Stored data —
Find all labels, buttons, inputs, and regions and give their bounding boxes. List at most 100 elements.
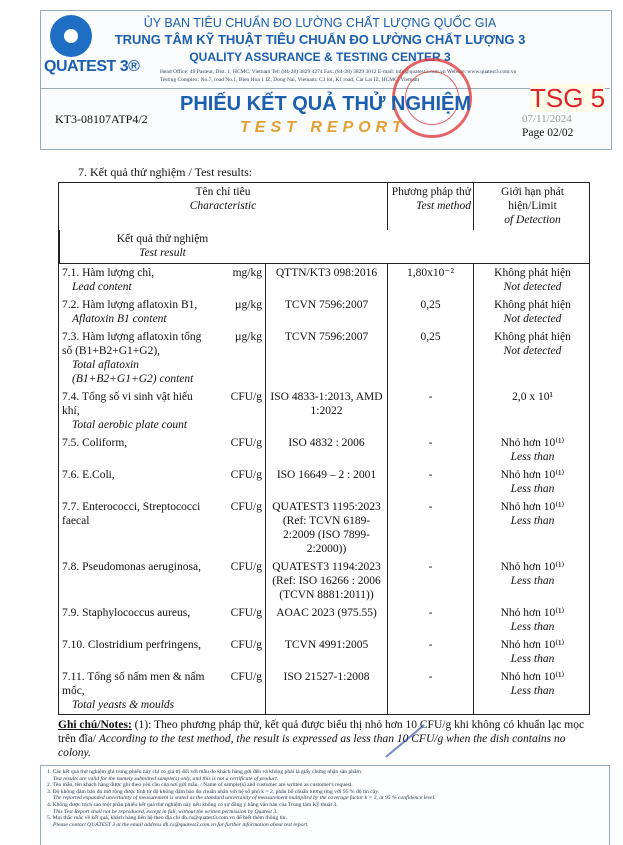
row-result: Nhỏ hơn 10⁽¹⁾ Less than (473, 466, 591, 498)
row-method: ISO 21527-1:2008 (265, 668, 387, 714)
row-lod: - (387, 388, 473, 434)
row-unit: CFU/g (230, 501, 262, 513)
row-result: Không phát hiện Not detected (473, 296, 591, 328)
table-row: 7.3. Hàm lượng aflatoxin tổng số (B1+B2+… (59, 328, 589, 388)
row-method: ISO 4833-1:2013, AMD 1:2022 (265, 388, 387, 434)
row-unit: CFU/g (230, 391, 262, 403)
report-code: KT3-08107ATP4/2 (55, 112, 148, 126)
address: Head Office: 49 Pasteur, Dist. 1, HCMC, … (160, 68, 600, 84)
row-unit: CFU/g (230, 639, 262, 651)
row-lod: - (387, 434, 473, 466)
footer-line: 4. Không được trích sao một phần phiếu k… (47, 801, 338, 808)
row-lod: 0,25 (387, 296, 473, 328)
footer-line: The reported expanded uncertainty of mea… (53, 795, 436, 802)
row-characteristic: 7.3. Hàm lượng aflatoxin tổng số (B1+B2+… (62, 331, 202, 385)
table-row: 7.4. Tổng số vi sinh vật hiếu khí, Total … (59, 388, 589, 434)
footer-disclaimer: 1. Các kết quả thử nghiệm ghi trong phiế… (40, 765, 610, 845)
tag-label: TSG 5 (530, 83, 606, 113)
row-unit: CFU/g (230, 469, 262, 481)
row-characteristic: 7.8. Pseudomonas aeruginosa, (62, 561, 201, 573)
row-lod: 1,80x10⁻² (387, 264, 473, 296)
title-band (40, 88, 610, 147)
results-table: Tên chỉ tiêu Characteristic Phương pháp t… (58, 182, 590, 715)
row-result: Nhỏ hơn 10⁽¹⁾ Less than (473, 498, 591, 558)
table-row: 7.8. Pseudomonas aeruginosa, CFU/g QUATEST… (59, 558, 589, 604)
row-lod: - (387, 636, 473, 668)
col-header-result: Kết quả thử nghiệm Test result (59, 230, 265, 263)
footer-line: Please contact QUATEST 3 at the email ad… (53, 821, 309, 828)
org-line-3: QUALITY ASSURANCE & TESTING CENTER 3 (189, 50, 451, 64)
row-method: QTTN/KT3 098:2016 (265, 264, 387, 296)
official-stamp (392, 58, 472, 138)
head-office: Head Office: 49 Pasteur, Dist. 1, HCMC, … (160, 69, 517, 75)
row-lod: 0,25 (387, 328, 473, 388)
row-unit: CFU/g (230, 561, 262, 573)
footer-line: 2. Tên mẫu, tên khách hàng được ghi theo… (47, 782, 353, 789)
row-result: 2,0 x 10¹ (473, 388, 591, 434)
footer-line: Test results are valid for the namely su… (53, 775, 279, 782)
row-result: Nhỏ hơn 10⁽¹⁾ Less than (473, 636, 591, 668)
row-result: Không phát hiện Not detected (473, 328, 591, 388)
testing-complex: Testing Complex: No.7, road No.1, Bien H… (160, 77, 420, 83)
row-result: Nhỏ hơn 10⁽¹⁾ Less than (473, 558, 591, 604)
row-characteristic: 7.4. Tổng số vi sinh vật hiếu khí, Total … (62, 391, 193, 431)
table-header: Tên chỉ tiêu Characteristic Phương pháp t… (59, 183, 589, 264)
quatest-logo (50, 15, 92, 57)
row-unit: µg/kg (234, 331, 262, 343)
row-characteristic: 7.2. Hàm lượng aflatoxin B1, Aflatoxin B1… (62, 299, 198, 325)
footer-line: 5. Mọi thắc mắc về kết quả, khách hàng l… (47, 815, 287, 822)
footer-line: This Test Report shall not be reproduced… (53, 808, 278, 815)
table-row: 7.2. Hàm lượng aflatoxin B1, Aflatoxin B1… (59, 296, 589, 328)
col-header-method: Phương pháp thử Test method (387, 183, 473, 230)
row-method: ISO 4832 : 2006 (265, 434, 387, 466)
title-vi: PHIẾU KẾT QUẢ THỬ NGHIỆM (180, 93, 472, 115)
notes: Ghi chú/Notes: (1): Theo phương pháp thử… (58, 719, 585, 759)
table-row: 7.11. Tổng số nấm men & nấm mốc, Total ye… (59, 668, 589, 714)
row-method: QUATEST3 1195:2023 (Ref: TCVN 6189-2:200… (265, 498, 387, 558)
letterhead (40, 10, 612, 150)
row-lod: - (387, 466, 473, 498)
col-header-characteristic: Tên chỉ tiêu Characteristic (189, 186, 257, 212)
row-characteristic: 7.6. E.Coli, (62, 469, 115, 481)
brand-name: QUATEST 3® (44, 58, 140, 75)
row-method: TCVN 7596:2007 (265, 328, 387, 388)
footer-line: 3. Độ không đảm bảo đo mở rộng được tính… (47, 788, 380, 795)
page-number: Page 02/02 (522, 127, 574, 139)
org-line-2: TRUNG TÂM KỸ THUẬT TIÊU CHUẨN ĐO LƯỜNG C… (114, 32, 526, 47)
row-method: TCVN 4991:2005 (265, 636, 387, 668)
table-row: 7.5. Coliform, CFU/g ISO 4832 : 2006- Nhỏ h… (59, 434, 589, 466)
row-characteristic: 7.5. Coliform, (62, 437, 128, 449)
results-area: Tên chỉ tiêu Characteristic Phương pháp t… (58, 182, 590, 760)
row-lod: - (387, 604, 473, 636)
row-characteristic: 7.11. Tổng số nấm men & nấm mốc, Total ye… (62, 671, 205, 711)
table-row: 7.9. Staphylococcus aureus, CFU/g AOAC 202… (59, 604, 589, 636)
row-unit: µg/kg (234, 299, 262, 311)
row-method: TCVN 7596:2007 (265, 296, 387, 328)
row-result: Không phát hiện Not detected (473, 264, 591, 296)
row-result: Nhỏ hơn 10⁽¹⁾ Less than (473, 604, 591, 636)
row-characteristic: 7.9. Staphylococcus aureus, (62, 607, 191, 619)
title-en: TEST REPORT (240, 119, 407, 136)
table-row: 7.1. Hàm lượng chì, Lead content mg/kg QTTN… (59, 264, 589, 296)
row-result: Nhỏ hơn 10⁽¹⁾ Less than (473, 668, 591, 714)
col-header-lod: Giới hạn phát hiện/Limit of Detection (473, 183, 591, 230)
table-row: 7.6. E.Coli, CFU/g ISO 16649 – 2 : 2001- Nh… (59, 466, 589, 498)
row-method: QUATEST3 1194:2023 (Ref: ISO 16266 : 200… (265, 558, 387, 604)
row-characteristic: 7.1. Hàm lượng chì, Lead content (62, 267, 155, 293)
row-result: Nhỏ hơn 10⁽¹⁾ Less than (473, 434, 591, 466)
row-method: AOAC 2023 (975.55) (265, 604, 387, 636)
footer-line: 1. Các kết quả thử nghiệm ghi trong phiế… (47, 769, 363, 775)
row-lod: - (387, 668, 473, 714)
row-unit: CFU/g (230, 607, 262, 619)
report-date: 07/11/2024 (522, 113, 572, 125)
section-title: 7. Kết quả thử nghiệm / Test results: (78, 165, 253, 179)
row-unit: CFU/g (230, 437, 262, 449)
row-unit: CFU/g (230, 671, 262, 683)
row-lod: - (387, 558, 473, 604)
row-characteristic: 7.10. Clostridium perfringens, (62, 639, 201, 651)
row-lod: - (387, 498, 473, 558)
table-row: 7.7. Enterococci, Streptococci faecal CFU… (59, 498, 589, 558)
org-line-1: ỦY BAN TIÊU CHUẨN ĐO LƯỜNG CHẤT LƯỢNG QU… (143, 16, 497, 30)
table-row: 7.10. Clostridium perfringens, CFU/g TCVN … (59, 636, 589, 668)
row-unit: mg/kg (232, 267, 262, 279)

...

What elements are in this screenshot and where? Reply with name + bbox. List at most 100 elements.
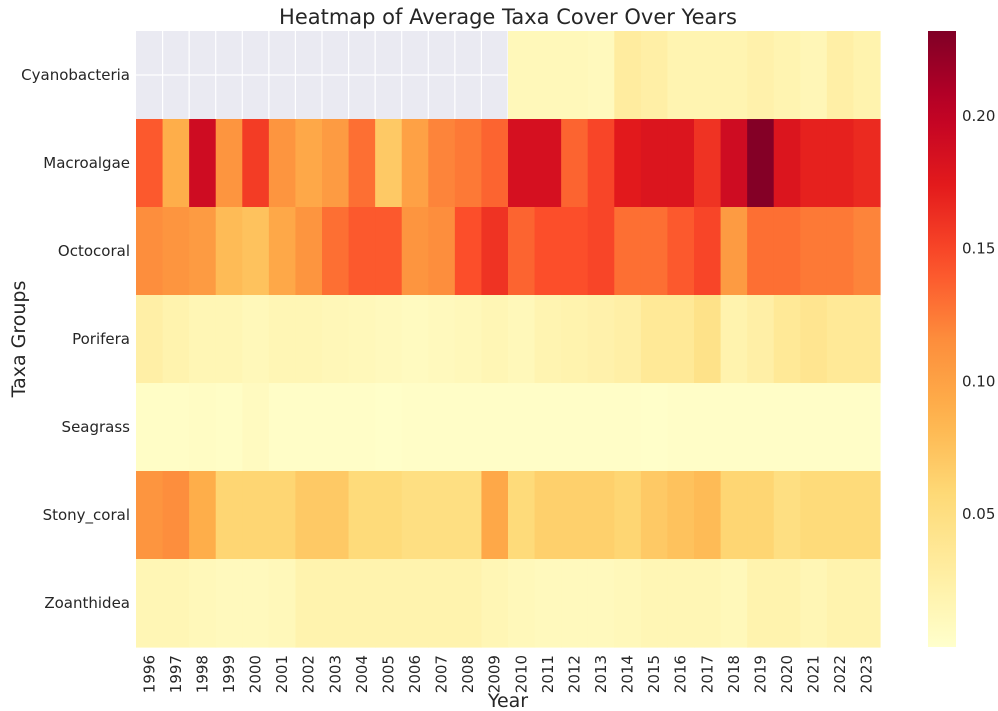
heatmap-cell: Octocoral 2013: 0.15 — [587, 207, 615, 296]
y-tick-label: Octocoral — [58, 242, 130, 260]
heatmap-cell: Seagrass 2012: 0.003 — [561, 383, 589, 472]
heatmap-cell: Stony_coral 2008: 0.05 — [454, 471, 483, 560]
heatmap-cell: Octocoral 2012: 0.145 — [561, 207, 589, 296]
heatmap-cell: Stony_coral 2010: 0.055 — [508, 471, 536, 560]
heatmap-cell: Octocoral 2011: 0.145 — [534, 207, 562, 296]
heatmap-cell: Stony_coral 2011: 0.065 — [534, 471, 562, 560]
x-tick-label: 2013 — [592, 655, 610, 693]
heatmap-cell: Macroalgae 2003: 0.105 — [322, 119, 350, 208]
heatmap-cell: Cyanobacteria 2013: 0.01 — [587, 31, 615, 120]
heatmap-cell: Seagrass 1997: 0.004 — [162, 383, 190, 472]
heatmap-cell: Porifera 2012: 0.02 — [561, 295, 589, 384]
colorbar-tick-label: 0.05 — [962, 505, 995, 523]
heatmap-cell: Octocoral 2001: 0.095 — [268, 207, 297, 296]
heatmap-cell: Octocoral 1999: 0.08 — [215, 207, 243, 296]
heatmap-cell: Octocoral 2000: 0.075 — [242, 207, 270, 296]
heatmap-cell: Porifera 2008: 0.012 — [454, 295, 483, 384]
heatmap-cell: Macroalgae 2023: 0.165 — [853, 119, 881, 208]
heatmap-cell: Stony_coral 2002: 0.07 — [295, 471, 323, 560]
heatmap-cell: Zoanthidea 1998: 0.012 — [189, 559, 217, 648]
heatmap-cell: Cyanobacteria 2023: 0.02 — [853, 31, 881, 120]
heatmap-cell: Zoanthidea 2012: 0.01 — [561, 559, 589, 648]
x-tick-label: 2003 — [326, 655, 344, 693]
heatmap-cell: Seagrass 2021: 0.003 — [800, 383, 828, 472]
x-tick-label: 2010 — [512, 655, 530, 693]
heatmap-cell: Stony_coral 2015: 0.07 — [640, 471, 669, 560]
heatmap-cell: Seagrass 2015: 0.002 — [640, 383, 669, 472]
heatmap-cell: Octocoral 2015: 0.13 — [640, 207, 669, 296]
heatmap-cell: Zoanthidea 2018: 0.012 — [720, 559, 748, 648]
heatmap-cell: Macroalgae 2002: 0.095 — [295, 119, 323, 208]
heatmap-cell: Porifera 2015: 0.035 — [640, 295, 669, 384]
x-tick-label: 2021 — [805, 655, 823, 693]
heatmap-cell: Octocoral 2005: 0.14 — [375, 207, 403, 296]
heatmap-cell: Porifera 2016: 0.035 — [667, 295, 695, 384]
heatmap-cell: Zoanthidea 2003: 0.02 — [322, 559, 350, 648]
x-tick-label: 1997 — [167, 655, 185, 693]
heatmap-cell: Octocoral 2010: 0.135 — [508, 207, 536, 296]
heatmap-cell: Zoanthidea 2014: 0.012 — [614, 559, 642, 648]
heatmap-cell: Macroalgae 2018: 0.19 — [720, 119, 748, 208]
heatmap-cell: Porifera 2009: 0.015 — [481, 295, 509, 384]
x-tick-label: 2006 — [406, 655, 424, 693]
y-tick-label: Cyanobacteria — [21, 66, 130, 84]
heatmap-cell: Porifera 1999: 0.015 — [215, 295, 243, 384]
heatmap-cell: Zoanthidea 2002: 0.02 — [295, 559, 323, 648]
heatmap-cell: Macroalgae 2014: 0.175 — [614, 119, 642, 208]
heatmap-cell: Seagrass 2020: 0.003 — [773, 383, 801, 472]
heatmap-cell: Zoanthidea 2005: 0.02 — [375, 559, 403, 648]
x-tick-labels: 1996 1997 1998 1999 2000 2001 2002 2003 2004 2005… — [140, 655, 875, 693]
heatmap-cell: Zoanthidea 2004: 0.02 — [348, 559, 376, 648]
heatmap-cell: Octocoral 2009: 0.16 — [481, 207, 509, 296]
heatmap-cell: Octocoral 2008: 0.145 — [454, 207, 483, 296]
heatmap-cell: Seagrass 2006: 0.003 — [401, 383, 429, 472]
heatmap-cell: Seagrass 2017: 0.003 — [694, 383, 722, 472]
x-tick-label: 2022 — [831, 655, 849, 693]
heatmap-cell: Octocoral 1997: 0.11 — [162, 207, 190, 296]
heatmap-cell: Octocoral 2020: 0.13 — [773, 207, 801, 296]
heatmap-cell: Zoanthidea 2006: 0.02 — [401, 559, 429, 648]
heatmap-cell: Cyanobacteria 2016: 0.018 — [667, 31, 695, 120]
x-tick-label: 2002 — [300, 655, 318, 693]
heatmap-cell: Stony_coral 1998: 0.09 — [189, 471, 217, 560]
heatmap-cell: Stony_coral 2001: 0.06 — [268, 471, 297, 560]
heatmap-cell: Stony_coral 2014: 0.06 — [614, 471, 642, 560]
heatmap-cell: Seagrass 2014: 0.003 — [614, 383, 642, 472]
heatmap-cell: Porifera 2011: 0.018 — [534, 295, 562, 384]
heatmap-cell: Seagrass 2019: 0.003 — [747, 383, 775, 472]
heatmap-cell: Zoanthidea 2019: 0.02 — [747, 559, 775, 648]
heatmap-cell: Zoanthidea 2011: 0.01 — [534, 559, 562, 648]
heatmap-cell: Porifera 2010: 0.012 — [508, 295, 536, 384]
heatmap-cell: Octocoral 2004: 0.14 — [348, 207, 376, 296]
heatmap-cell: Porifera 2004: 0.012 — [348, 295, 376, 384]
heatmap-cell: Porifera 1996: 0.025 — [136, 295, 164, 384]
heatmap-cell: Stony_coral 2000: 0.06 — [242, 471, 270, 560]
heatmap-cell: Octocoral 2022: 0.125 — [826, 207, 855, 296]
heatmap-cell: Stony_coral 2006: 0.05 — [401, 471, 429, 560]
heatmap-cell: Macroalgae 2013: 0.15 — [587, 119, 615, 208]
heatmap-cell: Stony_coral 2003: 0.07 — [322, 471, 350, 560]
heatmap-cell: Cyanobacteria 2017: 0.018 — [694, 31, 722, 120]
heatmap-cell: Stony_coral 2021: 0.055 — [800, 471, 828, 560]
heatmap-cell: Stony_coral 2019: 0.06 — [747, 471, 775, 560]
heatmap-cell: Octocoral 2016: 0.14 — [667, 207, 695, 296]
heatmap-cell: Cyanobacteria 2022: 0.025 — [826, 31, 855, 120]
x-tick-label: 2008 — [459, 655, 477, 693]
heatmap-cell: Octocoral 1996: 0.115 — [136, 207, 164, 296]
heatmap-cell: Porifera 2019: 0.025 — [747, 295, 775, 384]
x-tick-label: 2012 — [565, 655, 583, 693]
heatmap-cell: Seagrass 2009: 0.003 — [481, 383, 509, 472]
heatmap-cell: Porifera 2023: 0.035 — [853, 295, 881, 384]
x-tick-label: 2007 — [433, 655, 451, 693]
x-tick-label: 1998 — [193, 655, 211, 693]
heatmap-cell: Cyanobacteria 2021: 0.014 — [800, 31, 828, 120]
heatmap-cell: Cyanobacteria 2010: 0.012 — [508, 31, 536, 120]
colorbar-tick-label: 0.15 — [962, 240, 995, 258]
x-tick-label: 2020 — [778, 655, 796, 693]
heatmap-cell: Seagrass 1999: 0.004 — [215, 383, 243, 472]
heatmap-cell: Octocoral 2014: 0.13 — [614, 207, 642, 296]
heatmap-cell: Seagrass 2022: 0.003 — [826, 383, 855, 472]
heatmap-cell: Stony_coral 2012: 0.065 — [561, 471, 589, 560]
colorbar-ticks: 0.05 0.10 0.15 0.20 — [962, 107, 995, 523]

Your task — An answer is complete only when it holds every line above containing the string "Dist".

Solution —
address: Head Office: 49 Pasteur, Dist. 1, HCMC, … (160, 68, 600, 84)
head-office: Head Office: 49 Pasteur, Dist. 1, HCMC, … (160, 69, 517, 75)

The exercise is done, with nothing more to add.